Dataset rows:
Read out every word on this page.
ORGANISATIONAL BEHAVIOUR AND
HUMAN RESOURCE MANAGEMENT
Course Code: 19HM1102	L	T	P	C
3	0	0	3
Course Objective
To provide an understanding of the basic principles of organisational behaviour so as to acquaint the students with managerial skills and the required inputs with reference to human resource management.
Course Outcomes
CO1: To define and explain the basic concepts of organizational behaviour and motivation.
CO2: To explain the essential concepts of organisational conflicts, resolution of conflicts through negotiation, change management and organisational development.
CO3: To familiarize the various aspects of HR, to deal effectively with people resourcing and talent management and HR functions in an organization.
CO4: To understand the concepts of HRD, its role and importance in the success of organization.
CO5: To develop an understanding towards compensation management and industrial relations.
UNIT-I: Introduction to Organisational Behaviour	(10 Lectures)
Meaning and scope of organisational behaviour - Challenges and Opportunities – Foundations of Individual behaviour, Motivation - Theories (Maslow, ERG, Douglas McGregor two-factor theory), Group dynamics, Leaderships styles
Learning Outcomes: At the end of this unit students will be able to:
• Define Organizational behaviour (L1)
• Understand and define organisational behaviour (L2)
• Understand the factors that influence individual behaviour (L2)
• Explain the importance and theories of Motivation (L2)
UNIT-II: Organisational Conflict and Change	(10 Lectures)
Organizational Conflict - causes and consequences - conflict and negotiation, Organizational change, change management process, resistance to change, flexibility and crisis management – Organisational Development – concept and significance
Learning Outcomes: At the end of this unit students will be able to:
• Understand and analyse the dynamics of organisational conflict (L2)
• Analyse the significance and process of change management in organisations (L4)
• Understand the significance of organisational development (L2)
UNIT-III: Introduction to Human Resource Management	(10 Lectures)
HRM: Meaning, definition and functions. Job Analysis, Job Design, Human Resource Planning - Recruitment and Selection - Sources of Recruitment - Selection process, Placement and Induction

--

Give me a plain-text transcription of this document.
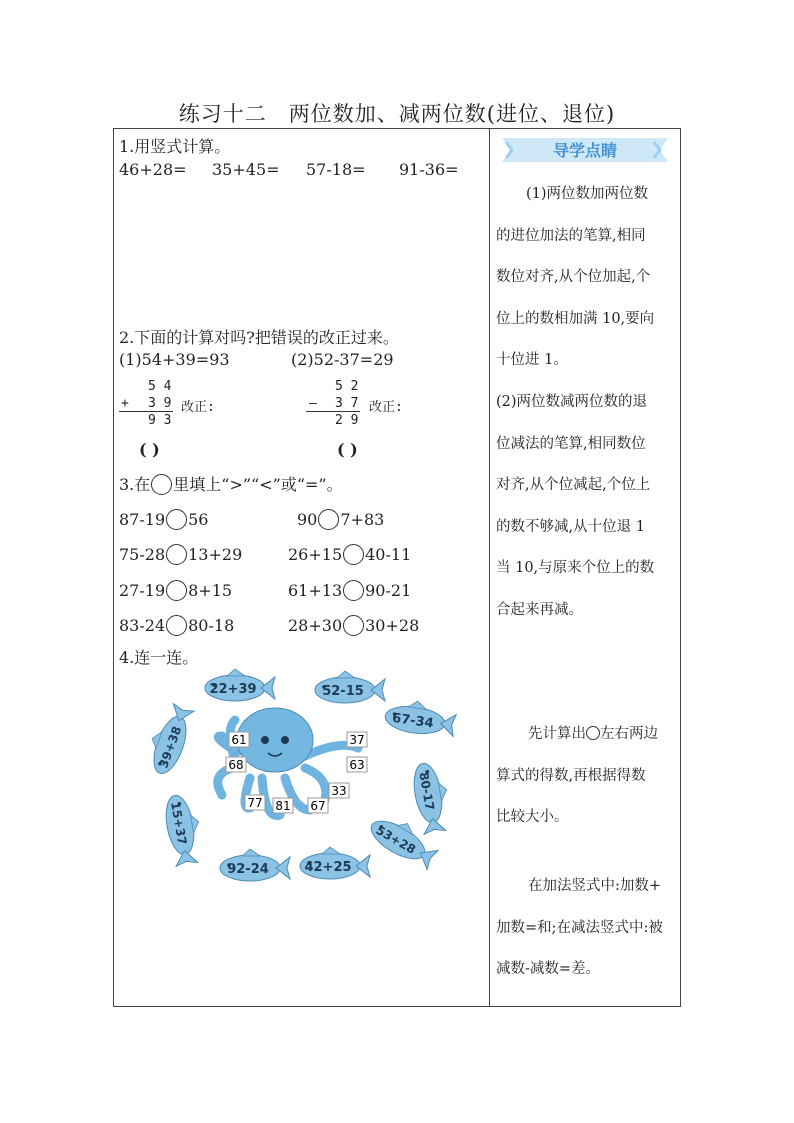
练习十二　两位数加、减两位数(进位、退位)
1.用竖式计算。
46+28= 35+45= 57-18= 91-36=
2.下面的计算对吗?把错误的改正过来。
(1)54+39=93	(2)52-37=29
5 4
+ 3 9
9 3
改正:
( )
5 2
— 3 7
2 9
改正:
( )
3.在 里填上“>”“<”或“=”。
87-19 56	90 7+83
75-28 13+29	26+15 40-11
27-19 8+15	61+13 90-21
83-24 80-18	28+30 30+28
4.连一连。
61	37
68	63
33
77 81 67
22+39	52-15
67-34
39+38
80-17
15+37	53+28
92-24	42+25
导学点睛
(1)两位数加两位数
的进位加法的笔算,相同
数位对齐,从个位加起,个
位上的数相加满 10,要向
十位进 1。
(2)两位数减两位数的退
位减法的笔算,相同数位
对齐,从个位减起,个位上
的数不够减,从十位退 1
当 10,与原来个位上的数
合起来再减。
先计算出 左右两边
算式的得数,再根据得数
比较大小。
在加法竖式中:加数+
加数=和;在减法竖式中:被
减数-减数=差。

- **WORK TO COMPLETE**
Pull out all lines in the data above that include "basic".

- **FULL RESPONSE**
To provide an understanding of the basic principles of organisational behaviour so as to acquaint the students with managerial skills and the required inputs with reference to human resource management.
CO1: To define and explain the basic concepts of organizational behaviour and motivation.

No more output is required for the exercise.